— start Stored records —

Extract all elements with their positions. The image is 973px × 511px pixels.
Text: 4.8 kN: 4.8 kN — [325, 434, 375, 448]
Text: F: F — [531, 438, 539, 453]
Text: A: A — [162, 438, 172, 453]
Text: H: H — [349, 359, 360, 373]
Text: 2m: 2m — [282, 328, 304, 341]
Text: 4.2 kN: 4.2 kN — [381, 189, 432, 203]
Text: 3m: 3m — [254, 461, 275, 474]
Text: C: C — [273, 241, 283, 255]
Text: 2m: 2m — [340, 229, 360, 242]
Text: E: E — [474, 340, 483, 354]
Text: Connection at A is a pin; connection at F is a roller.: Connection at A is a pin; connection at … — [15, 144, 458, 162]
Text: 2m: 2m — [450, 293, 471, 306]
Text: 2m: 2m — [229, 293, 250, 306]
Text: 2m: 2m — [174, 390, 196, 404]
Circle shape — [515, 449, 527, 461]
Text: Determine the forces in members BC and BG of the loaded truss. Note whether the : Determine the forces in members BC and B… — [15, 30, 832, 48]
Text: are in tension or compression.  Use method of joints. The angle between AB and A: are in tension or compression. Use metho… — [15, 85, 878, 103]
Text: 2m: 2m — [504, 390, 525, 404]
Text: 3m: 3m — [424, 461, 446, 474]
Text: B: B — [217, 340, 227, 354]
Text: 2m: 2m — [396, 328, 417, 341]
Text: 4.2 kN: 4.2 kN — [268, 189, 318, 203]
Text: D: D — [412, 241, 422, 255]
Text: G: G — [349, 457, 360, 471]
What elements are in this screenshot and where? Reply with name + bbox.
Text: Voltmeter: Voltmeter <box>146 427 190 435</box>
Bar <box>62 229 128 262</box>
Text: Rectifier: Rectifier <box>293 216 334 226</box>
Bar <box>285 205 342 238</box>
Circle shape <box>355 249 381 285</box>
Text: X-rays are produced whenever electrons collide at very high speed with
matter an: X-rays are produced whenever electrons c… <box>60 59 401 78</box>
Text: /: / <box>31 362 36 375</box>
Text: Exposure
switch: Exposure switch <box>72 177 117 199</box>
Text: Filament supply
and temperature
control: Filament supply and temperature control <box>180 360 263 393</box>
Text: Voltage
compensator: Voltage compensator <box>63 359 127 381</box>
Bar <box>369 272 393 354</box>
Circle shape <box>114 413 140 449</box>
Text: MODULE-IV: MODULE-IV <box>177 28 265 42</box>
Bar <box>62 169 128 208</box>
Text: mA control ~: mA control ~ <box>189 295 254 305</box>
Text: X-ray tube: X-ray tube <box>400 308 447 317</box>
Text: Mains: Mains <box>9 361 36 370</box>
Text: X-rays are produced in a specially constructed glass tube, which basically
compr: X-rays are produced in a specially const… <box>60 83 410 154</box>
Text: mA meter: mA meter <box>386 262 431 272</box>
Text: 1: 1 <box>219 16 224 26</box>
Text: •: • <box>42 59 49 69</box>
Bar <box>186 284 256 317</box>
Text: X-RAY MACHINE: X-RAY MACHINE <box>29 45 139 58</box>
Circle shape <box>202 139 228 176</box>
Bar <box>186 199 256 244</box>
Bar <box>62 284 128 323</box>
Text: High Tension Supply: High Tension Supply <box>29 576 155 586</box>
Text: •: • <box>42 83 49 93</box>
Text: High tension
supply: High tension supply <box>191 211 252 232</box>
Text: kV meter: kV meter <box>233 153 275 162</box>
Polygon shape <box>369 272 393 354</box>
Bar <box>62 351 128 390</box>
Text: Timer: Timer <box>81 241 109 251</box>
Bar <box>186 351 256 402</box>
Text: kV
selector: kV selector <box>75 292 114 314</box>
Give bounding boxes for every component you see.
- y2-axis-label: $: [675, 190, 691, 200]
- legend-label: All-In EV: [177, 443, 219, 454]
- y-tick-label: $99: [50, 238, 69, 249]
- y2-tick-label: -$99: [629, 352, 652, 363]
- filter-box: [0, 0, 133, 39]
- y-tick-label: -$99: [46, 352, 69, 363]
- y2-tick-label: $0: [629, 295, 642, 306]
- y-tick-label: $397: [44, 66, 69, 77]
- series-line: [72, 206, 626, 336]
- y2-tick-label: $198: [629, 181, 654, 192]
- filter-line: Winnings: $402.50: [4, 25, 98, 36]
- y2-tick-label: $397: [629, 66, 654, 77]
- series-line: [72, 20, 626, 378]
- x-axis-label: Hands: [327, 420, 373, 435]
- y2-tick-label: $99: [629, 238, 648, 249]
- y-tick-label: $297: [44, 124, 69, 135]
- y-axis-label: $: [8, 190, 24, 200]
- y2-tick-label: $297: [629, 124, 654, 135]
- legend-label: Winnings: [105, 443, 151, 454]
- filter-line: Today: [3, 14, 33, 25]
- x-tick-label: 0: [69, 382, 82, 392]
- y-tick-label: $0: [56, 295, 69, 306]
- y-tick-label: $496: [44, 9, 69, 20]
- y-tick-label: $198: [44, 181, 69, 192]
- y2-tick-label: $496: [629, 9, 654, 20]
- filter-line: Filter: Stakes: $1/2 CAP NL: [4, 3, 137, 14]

— end Stored records —

:: Work to do ::
Copy every row above line for line, with no changes.

:: Written reply ::
Extract all elements with their positions. The image is 973px × 511px pixels.
Text: 4.8 kN: 4.8 kN — [325, 434, 375, 448]
Text: F: F — [531, 438, 539, 453]
Text: A: A — [162, 438, 172, 453]
Text: H: H — [349, 359, 360, 373]
Text: 2m: 2m — [282, 328, 304, 341]
Text: 4.2 kN: 4.2 kN — [381, 189, 432, 203]
Text: 3m: 3m — [254, 461, 275, 474]
Text: C: C — [273, 241, 283, 255]
Text: 2m: 2m — [340, 229, 360, 242]
Text: E: E — [474, 340, 483, 354]
Text: Connection at A is a pin; connection at F is a roller.: Connection at A is a pin; connection at … — [15, 144, 458, 162]
Text: 2m: 2m — [450, 293, 471, 306]
Text: 2m: 2m — [229, 293, 250, 306]
Text: 2m: 2m — [174, 390, 196, 404]
Circle shape — [515, 449, 527, 461]
Text: Determine the forces in members BC and BG of the loaded truss. Note whether the : Determine the forces in members BC and B… — [15, 30, 832, 48]
Text: are in tension or compression.  Use method of joints. The angle between AB and A: are in tension or compression. Use metho… — [15, 85, 878, 103]
Text: 2m: 2m — [504, 390, 525, 404]
Text: 3m: 3m — [424, 461, 446, 474]
Text: B: B — [217, 340, 227, 354]
Text: 2m: 2m — [396, 328, 417, 341]
Text: 4.2 kN: 4.2 kN — [268, 189, 318, 203]
Text: D: D — [412, 241, 422, 255]
Text: G: G — [349, 457, 360, 471]
What elements are in this screenshot and where? Reply with name + bbox.
Text: Voltmeter: Voltmeter <box>146 427 190 435</box>
Bar <box>62 229 128 262</box>
Text: Rectifier: Rectifier <box>293 216 334 226</box>
Bar <box>285 205 342 238</box>
Circle shape <box>355 249 381 285</box>
Text: X-rays are produced whenever electrons collide at very high speed with
matter an: X-rays are produced whenever electrons c… <box>60 59 401 78</box>
Text: /: / <box>31 362 36 375</box>
Text: Exposure
switch: Exposure switch <box>72 177 117 199</box>
Text: Filament supply
and temperature
control: Filament supply and temperature control <box>180 360 263 393</box>
Text: Voltage
compensator: Voltage compensator <box>63 359 127 381</box>
Bar <box>369 272 393 354</box>
Circle shape <box>114 413 140 449</box>
Text: MODULE-IV: MODULE-IV <box>177 28 265 42</box>
Bar <box>62 169 128 208</box>
Text: mA control ~: mA control ~ <box>189 295 254 305</box>
Text: X-ray tube: X-ray tube <box>400 308 447 317</box>
Text: Mains: Mains <box>9 361 36 370</box>
Text: X-rays are produced in a specially constructed glass tube, which basically
compr: X-rays are produced in a specially const… <box>60 83 410 154</box>
Text: mA meter: mA meter <box>386 262 431 272</box>
Text: 1: 1 <box>219 16 224 26</box>
Text: •: • <box>42 59 49 69</box>
Bar <box>186 284 256 317</box>
Text: X-RAY MACHINE: X-RAY MACHINE <box>29 45 139 58</box>
Circle shape <box>202 139 228 176</box>
Bar <box>186 199 256 244</box>
Bar <box>62 284 128 323</box>
Text: High Tension Supply: High Tension Supply <box>29 576 155 586</box>
Text: •: • <box>42 83 49 93</box>
Text: High tension
supply: High tension supply <box>191 211 252 232</box>
Text: kV meter: kV meter <box>233 153 275 162</box>
Polygon shape <box>369 272 393 354</box>
Bar <box>62 351 128 390</box>
Text: Timer: Timer <box>81 241 109 251</box>
Bar <box>186 351 256 402</box>
Text: kV
selector: kV selector <box>75 292 114 314</box>
Give bounding boxes for every component you see.
- y2-axis-label: $: [675, 190, 691, 200]
- legend-label: All-In EV: [177, 443, 219, 454]
- y-tick-label: $99: [50, 238, 69, 249]
- y2-tick-label: -$99: [629, 352, 652, 363]
- filter-box: [0, 0, 133, 39]
- y-tick-label: -$99: [46, 352, 69, 363]
- y2-tick-label: $0: [629, 295, 642, 306]
- y-tick-label: $397: [44, 66, 69, 77]
- series-line: [72, 206, 626, 336]
- y2-tick-label: $198: [629, 181, 654, 192]
- filter-line: Winnings: $402.50: [4, 25, 98, 36]
- y2-tick-label: $397: [629, 66, 654, 77]
- series-line: [72, 20, 626, 378]
- x-axis-label: Hands: [327, 420, 373, 435]
- y2-tick-label: $99: [629, 238, 648, 249]
- y-tick-label: $297: [44, 124, 69, 135]
- y-axis-label: $: [8, 190, 24, 200]
- y2-tick-label: $297: [629, 124, 654, 135]
- legend-label: Winnings: [105, 443, 151, 454]
- filter-line: Today: [3, 14, 33, 25]
- x-tick-label: 0: [69, 382, 82, 392]
- y-tick-label: $0: [56, 295, 69, 306]
- y-tick-label: $496: [44, 9, 69, 20]
- y-tick-label: $198: [44, 181, 69, 192]
- y2-tick-label: $496: [629, 9, 654, 20]
- filter-line: Filter: Stakes: $1/2 CAP NL: [4, 3, 137, 14]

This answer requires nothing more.